:: PROVIDED PASSAGE

Some notes:
To attempt to evaluate a poem should never be made before the poem is understood; and, unless one has developed the capacity to feel some poetry deeply, any judgments one makes will be worthless.
¡ The ability to make judgments, to discriminate between good and bad, great and good, good and half-good, is surely a primary object al all liberal education, and one’s appreciation of poetry is incomplete unless it includes discrimination.
Three questions we need to ask in judging a poem:
¡ What is its central purpose?
¡ How fully has this purpose been accomplished?
¡ How important is this purpose?
***WE need to answer the first question to understand the poem. Qs 2&3 are those by which we evaluate it. Q2 measures the poem on a scale of perfection. Q3 measures it on a scale of significance.
Some of the several varieties of inferior poetry:
¡ The sentimental-Is indulgence in emotion for its own sake, or expression of more emotion than an occasion warrants. Sentimental literatures are “tear-jerking” literature, which aims primarily at stimulating the emotions directly rather than at communicating experience truly and freshly.
¡ The rhetorical-Uses a language more glittering and high flown than its substance warrants. It offers a spurious vehemence of language—language without a corresponding reality of emotion or thought underneath.

::::
:: DATA RECORDS

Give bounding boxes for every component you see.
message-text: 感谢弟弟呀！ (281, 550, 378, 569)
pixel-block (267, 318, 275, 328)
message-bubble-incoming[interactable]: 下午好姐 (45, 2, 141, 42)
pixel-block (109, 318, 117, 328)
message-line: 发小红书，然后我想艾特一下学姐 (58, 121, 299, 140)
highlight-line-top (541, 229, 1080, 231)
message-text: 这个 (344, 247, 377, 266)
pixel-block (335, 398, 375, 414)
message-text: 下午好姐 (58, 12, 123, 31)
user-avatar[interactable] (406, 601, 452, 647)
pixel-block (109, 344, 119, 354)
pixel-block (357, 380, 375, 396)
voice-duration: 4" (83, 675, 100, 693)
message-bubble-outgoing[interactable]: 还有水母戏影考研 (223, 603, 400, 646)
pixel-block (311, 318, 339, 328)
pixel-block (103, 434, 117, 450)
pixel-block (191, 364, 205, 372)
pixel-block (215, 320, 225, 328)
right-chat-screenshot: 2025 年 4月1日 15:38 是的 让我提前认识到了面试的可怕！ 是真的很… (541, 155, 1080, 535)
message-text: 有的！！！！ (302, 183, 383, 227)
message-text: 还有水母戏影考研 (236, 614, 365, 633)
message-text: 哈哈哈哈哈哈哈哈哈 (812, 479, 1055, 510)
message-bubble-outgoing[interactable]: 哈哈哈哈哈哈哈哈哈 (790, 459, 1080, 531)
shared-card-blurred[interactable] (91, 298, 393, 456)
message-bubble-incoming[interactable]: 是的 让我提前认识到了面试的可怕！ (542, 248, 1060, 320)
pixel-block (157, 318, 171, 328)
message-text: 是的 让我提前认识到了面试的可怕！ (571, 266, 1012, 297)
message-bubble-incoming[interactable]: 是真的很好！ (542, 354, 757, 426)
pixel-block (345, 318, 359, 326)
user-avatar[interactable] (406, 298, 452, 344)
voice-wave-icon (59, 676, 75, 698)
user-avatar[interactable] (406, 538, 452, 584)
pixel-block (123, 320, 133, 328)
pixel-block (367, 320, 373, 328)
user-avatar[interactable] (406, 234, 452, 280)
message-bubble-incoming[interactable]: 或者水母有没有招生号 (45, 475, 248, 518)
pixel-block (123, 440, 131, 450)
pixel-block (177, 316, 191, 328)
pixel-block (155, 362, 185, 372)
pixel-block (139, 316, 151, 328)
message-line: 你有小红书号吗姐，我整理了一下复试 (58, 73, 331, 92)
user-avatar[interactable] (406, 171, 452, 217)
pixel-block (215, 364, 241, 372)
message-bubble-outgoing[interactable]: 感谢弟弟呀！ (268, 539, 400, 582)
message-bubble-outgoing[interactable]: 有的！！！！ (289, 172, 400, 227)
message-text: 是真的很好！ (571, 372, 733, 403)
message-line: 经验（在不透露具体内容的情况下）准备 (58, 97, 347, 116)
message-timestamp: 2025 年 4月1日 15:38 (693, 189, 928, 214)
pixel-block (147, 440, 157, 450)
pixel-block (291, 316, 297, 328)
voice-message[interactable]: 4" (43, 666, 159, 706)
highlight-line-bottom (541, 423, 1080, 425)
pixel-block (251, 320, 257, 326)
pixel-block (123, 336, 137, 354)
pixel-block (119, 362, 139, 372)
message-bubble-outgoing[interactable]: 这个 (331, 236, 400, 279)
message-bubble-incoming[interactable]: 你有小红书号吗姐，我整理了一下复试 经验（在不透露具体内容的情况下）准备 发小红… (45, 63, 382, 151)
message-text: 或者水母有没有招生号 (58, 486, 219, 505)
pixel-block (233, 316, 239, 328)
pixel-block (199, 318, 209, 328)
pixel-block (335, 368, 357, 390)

::::

ASSIGNMENT 1.
Answer these questions from the notes on judging poetry above.
(a) On what scale does the second of the three questions measure a poem?
(b) What does sentimental literature aim primarily at?
(c) What kind of language does rhetorical poetry use?
ASSIGNMENT 2. Set down word for word the part of the notes on judging poetry starting at "Some of the" and ending at "truly and freshly.".

EXERCISE OUTPUT 1.
(a) A scale of perfection.
(b) Stimulating the emotions directly rather than communicating experience truly and freshly.
(c) A language more glittering and high flown than its substance warrants.

EXERCISE OUTPUT 2.
Some of the several varieties of inferior poetry:
¡ The sentimental-Is indulgence in emotion for its own sake, or expression of more emotion than an occasion warrants. Sentimental literatures are “tear-jerking” literature, which aims primarily at stimulating the emotions directly rather than at communicating experience truly and freshly.